> _How to complete this task_
Copy all of the data that follows without altering a word.

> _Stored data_
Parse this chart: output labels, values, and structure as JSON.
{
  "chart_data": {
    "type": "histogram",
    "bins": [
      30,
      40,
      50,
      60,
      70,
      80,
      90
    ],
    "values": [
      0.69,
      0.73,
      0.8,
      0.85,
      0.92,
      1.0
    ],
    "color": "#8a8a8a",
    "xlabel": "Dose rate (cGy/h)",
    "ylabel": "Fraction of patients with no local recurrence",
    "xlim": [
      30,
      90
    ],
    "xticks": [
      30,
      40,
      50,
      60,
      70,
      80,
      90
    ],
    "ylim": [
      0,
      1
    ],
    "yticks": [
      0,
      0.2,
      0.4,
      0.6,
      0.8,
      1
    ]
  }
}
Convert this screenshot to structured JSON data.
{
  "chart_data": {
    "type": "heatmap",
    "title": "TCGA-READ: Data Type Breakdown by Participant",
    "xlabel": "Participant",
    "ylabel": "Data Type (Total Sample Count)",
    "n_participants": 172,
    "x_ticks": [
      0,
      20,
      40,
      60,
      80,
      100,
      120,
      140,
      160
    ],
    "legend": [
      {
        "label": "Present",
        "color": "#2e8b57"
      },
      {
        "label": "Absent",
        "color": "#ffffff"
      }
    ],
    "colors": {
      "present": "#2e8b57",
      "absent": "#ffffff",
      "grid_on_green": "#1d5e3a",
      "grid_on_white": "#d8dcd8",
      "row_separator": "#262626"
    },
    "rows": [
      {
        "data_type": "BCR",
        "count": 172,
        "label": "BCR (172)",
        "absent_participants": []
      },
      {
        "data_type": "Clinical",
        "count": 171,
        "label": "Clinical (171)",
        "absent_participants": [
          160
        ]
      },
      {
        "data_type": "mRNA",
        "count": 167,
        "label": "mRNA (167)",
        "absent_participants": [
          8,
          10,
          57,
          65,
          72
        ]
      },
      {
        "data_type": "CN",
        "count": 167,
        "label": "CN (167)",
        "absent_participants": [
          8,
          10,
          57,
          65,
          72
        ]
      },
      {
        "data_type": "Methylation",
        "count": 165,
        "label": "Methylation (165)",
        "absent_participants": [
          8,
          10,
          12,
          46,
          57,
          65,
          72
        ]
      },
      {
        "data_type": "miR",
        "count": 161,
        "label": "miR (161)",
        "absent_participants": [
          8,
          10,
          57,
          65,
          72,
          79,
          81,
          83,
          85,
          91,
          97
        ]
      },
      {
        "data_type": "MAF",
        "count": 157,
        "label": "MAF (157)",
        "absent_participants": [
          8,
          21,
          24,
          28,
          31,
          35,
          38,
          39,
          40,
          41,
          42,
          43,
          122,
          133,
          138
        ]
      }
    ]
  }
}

> _Your solution_
Parse this chart: output labels, values, and structure as JSON.
{
  "chart_data": {
    "type": "histogram",
    "bins": [
      30,
      40,
      50,
      60,
      70,
      80,
      90
    ],
    "values": [
      0.69,
      0.73,
      0.8,
      0.85,
      0.92,
      1.0
    ],
    "color": "#8a8a8a",
    "xlabel": "Dose rate (cGy/h)",
    "ylabel": "Fraction of patients with no local recurrence",
    "xlim": [
      30,
      90
    ],
    "xticks": [
      30,
      40,
      50,
      60,
      70,
      80,
      90
    ],
    "ylim": [
      0,
      1
    ],
    "yticks": [
      0,
      0.2,
      0.4,
      0.6,
      0.8,
      1
    ]
  }
}
Convert this screenshot to structured JSON data.
{
  "chart_data": {
    "type": "heatmap",
    "title": "TCGA-READ: Data Type Breakdown by Participant",
    "xlabel": "Participant",
    "ylabel": "Data Type (Total Sample Count)",
    "n_participants": 172,
    "x_ticks": [
      0,
      20,
      40,
      60,
      80,
      100,
      120,
      140,
      160
    ],
    "legend": [
      {
        "label": "Present",
        "color": "#2e8b57"
      },
      {
        "label": "Absent",
        "color": "#ffffff"
      }
    ],
    "colors": {
      "present": "#2e8b57",
      "absent": "#ffffff",
      "grid_on_green": "#1d5e3a",
      "grid_on_white": "#d8dcd8",
      "row_separator": "#262626"
    },
    "rows": [
      {
        "data_type": "BCR",
        "count": 172,
        "label": "BCR (172)",
        "absent_participants": []
      },
      {
        "data_type": "Clinical",
        "count": 171,
        "label": "Clinical (171)",
        "absent_participants": [
          160
        ]
      },
      {
        "data_type": "mRNA",
        "count": 167,
        "label": "mRNA (167)",
        "absent_participants": [
          8,
          10,
          57,
          65,
          72
        ]
      },
      {
        "data_type": "CN",
        "count": 167,
        "label": "CN (167)",
        "absent_participants": [
          8,
          10,
          57,
          65,
          72
        ]
      },
      {
        "data_type": "Methylation",
        "count": 165,
        "label": "Methylation (165)",
        "absent_participants": [
          8,
          10,
          12,
          46,
          57,
          65,
          72
        ]
      },
      {
        "data_type": "miR",
        "count": 161,
        "label": "miR (161)",
        "absent_participants": [
          8,
          10,
          57,
          65,
          72,
          79,
          81,
          83,
          85,
          91,
          97
        ]
      },
      {
        "data_type": "MAF",
        "count": 157,
        "label": "MAF (157)",
        "absent_participants": [
          8,
          21,
          24,
          28,
          31,
          35,
          38,
          39,
          40,
          41,
          42,
          43,
          122,
          133,
          138
        ]
      }
    ]
  }
}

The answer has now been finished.